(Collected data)
┄┄┄┄┄┄
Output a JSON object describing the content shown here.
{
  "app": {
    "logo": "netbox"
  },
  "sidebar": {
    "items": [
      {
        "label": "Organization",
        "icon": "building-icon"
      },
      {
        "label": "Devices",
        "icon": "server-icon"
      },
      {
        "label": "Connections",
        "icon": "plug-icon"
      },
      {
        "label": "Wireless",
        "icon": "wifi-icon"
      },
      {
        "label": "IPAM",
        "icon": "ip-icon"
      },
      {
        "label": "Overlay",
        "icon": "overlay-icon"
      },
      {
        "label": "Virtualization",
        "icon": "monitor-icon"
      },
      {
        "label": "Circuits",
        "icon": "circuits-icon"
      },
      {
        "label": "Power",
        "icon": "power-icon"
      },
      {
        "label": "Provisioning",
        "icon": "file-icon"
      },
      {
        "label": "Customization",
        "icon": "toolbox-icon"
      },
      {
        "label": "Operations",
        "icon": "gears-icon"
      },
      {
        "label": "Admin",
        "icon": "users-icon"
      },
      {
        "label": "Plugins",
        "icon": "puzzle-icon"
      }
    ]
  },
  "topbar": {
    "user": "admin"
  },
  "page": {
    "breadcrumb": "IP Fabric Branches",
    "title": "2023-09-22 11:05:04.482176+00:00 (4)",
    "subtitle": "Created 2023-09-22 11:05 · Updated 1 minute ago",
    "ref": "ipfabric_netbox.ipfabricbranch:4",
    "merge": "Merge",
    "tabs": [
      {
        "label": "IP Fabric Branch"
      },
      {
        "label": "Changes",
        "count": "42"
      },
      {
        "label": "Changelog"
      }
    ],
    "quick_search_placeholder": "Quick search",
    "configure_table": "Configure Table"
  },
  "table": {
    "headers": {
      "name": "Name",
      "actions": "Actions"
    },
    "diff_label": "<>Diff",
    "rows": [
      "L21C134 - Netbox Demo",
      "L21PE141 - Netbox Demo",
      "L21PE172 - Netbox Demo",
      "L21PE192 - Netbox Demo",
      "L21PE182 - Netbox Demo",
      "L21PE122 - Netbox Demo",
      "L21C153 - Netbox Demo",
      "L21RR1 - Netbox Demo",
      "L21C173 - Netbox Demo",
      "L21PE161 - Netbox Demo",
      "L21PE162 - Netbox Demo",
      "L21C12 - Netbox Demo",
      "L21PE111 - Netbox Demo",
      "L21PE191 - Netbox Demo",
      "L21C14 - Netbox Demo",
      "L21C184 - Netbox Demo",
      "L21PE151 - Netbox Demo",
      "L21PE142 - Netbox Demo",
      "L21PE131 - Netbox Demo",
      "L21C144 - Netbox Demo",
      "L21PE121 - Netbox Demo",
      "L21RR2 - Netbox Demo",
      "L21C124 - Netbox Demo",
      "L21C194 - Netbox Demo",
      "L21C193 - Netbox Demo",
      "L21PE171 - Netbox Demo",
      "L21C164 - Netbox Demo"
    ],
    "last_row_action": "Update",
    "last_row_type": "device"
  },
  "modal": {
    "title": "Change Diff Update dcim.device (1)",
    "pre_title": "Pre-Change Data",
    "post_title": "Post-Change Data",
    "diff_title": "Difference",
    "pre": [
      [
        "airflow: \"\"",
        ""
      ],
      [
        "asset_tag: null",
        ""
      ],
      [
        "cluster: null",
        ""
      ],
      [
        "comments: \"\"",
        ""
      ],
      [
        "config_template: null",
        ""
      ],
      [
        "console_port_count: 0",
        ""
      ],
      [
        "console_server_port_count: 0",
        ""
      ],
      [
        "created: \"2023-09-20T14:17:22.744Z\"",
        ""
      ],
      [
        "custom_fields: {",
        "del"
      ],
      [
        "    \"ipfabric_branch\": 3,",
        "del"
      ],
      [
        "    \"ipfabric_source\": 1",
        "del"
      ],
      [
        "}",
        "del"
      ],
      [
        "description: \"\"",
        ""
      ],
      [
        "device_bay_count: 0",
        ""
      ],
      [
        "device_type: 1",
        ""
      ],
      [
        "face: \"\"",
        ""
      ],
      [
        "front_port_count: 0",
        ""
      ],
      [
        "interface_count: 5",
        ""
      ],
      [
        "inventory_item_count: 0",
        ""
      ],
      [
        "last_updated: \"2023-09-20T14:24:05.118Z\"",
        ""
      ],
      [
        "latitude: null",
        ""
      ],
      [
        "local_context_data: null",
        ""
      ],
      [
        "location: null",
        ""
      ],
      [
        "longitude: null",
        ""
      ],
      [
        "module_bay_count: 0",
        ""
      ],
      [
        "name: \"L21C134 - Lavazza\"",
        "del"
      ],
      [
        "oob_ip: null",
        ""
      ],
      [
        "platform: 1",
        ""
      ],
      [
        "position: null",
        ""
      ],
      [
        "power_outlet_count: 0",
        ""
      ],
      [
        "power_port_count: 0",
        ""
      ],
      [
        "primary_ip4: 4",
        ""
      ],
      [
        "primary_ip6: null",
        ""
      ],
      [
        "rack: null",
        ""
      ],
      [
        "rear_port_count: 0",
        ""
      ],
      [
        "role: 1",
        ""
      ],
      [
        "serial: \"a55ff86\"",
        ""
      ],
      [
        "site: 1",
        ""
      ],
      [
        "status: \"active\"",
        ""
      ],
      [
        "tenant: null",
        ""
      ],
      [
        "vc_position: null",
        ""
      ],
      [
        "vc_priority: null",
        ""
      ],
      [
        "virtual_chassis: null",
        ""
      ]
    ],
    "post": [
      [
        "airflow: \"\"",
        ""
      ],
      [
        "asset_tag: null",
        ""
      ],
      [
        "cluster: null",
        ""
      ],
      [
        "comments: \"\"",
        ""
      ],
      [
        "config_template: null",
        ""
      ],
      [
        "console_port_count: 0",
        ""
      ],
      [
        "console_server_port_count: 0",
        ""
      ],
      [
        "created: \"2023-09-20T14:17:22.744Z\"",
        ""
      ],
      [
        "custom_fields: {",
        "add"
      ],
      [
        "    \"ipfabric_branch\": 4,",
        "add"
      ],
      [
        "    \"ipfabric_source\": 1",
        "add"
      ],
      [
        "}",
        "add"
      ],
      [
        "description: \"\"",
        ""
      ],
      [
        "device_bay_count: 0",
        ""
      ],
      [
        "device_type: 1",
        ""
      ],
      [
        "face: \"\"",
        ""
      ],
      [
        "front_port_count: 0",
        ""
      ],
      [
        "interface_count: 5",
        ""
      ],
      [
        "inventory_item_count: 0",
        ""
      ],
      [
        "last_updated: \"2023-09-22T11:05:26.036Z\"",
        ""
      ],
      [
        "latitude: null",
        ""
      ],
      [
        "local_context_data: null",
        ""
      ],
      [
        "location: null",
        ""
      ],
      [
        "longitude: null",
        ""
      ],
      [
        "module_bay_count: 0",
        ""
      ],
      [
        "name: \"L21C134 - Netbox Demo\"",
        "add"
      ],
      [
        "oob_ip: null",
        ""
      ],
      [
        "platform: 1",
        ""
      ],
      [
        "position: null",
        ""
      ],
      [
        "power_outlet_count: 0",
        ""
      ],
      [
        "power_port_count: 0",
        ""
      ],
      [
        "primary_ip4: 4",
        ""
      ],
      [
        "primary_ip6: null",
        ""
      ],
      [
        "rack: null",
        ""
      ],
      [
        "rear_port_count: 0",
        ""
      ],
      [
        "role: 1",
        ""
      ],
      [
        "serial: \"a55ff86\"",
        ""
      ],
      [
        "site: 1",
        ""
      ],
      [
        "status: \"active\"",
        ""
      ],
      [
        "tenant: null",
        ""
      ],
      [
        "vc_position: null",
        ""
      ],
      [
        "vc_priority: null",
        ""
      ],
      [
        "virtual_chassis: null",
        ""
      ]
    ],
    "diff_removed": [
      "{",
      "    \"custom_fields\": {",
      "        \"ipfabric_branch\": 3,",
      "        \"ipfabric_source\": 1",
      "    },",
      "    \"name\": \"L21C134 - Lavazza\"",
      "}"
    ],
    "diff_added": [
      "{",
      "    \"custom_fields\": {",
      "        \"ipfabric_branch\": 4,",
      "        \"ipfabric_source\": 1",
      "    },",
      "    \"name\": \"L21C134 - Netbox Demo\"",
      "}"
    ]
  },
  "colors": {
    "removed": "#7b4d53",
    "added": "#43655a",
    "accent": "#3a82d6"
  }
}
┄┄┄┄┄┄
### WHAT TO PRODUCE
Take every line from the data that contains the word "name".

### COMPLETE RESPONSE
      "name": "Name",
        "name: \"L21C134 - Lavazza\"",
        "name: \"L21C134 - Netbox Demo\"",
      "    \"name\": \"L21C134 - Lavazza\"",
      "    \"name\": \"L21C134 - Netbox Demo\"",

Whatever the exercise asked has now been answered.